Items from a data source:
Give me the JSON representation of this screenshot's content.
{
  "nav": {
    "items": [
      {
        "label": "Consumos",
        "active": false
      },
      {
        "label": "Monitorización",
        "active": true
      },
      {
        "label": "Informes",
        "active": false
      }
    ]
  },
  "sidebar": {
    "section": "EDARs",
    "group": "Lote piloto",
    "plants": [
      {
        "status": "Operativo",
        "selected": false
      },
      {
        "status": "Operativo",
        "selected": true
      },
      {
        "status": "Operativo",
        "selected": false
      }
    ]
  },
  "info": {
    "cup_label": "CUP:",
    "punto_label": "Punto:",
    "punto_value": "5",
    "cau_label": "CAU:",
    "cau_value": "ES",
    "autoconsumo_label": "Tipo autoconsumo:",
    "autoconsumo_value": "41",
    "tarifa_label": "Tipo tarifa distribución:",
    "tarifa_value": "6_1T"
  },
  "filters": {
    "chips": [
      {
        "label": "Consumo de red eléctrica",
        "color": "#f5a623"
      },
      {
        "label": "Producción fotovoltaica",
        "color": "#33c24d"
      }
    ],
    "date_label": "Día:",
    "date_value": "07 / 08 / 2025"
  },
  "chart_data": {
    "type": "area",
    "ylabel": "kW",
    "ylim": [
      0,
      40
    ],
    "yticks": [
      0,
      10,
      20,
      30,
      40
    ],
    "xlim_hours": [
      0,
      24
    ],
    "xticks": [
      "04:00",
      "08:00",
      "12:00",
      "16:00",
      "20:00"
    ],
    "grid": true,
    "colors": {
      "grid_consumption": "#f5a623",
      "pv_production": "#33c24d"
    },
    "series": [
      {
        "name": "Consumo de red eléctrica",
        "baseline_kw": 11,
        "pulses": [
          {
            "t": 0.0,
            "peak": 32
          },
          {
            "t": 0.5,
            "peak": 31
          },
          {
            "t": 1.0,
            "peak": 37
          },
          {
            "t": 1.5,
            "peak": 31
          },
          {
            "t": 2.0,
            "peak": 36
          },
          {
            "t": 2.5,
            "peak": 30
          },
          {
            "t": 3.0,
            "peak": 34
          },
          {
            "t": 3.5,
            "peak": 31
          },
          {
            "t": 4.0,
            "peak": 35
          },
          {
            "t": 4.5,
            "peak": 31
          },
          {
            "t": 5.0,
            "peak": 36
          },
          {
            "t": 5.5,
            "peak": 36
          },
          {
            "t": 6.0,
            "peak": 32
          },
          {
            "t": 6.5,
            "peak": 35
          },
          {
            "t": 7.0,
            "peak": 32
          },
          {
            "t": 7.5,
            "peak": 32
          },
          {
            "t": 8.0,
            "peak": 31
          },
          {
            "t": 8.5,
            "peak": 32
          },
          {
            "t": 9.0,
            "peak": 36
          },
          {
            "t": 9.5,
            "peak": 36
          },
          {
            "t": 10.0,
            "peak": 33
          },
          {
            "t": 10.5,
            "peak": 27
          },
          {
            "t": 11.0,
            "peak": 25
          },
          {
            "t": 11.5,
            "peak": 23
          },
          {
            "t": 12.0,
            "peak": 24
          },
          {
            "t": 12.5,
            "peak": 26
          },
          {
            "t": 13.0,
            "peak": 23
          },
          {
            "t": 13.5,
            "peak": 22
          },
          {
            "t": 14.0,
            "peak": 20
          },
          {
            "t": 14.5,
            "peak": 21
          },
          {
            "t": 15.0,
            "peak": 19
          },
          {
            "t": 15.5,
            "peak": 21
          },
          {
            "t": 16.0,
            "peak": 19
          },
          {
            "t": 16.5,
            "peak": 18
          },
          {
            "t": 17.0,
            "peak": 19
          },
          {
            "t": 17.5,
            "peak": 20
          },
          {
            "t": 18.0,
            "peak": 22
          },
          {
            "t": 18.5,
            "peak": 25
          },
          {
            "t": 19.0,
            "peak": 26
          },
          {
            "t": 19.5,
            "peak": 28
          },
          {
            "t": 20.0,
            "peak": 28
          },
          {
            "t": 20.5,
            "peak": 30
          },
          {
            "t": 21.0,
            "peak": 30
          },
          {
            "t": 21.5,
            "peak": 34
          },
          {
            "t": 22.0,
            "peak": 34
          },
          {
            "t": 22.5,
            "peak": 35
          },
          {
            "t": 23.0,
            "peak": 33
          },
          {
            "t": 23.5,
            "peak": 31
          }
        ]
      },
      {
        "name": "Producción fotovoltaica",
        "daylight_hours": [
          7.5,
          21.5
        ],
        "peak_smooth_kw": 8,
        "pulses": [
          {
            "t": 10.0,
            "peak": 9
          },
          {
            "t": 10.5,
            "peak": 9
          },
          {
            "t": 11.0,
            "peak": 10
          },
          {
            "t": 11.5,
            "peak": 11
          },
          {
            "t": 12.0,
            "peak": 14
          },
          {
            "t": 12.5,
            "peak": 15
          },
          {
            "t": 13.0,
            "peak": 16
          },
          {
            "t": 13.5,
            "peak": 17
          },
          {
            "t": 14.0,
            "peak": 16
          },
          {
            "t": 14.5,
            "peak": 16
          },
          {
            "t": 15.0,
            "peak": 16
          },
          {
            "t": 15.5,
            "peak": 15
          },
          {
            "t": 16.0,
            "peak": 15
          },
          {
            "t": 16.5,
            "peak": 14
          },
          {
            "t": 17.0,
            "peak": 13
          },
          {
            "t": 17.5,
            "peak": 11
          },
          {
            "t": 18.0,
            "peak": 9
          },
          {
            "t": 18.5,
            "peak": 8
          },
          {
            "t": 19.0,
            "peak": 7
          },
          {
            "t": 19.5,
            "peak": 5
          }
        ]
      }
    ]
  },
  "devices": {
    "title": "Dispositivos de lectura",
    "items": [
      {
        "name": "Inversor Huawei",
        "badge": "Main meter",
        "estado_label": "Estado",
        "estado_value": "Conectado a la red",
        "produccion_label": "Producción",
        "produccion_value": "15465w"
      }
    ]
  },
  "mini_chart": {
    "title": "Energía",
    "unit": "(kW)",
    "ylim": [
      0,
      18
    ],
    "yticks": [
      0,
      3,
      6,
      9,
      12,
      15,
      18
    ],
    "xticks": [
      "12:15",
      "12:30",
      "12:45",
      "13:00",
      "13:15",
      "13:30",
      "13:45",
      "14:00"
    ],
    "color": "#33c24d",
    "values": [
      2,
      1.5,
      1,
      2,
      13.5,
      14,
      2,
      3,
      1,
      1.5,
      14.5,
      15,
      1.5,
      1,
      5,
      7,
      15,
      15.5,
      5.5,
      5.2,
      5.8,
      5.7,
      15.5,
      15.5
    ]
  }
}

- Exercise description: Go through the records and gather the lines that hold "name".

- Task solution:
        "name": "Consumo de red eléctrica",
        "name": "Producción fotovoltaica",
        "name": "Inversor Huawei",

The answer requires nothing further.